TASK GOAL >> Count every line of the listing where the string "this" occurs, and reply with the count alone.
═══ MATERIAL SUPPLIED
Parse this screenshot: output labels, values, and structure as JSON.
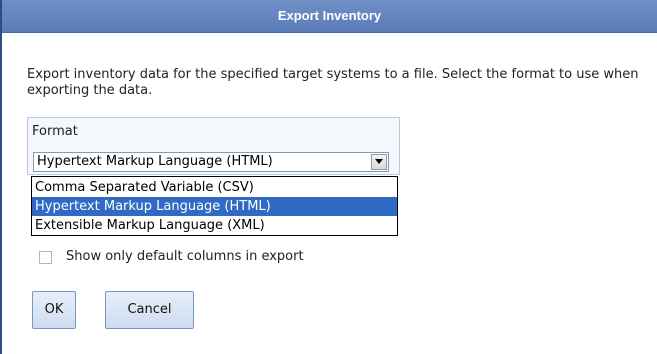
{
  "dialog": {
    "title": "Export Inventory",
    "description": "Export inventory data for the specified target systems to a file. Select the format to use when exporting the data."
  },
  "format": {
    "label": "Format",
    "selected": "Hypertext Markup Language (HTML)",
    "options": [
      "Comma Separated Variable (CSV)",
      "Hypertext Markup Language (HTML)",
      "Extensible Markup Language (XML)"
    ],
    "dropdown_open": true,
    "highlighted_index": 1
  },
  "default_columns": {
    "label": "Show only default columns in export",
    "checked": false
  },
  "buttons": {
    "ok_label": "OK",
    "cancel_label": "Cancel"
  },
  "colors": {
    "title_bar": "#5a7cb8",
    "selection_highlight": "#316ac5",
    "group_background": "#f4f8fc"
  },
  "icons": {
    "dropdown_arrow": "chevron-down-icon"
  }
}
══════
═══ MATERIAL SUPPLIED
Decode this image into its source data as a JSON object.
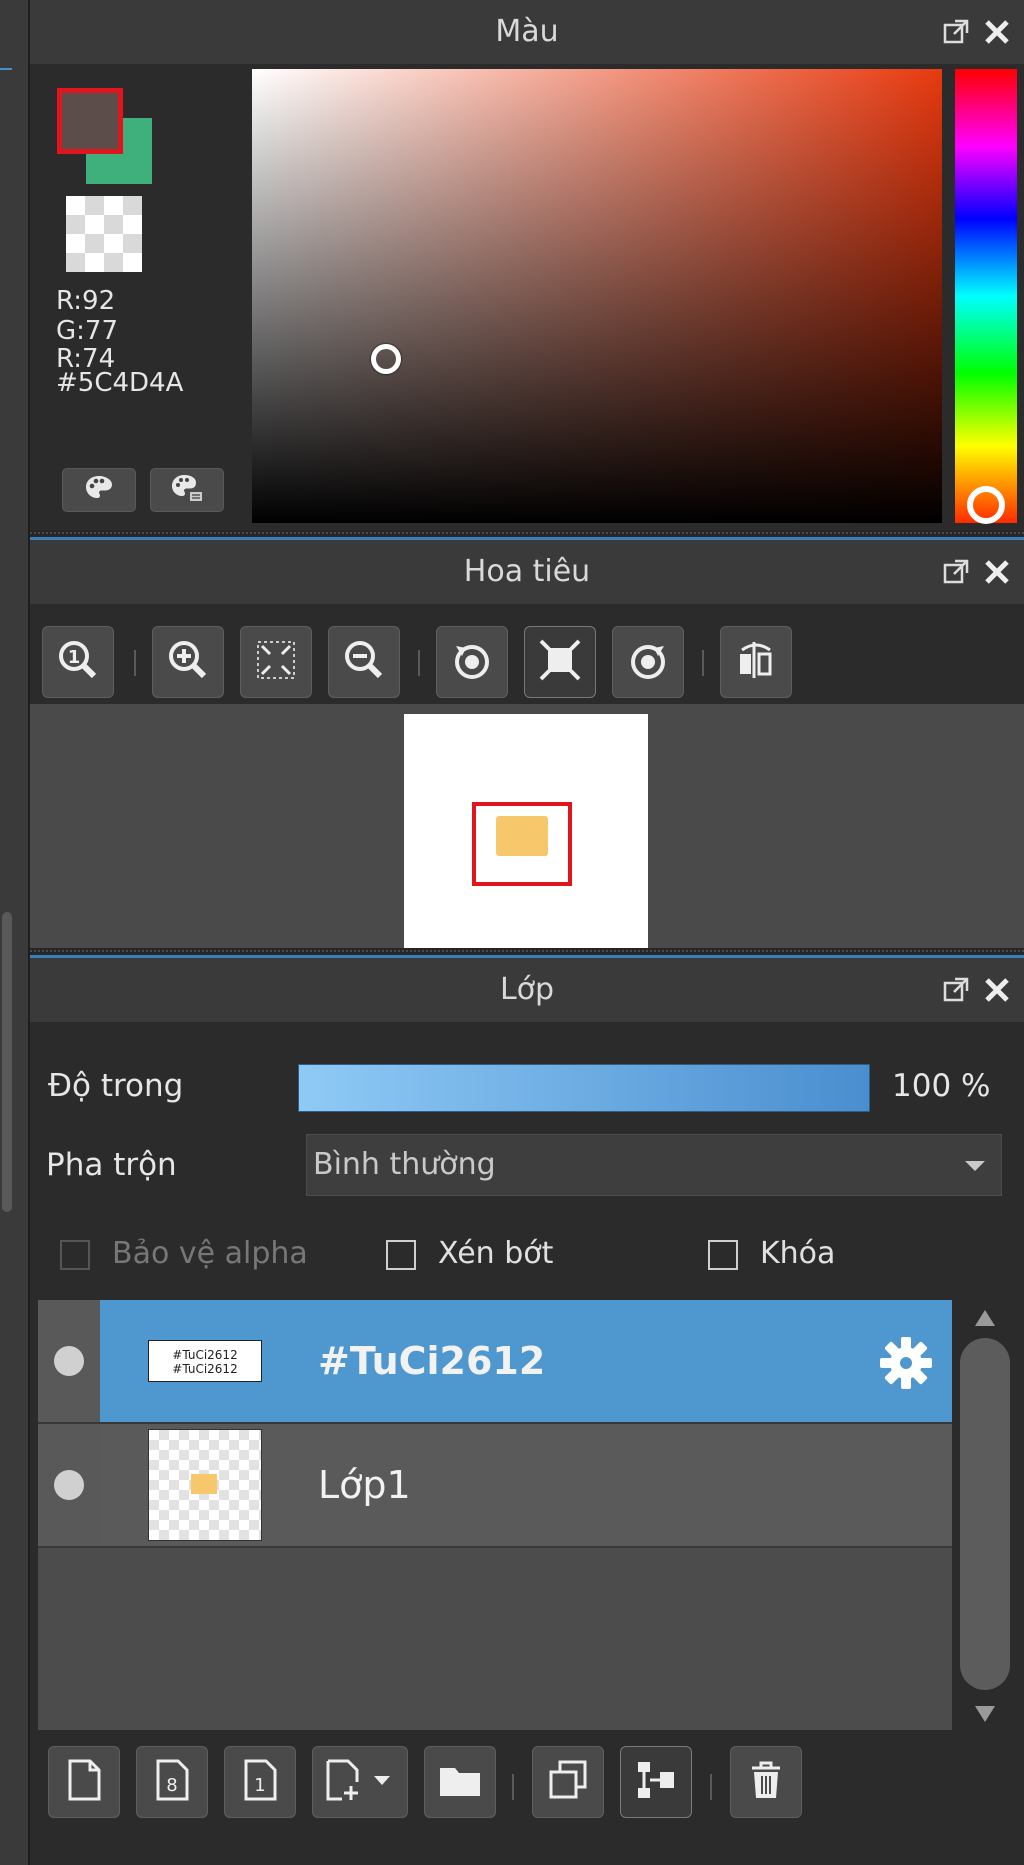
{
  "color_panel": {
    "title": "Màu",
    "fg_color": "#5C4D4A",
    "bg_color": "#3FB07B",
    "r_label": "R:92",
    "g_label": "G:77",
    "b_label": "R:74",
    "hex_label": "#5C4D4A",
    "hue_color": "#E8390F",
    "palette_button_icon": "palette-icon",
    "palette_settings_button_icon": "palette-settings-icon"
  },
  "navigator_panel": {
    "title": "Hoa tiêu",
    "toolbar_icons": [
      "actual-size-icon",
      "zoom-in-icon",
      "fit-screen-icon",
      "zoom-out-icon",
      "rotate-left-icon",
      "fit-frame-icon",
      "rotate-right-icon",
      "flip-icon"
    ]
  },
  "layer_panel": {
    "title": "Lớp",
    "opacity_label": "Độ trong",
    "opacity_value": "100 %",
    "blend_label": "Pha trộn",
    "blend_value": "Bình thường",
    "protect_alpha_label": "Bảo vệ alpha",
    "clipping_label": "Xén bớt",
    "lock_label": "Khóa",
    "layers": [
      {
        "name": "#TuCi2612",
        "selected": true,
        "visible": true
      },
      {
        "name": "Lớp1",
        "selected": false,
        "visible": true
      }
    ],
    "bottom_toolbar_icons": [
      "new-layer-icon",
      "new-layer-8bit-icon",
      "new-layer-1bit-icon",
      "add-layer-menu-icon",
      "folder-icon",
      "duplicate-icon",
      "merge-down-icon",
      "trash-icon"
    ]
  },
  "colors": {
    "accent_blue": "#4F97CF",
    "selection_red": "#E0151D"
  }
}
══════
TASK RESPONSE >> 2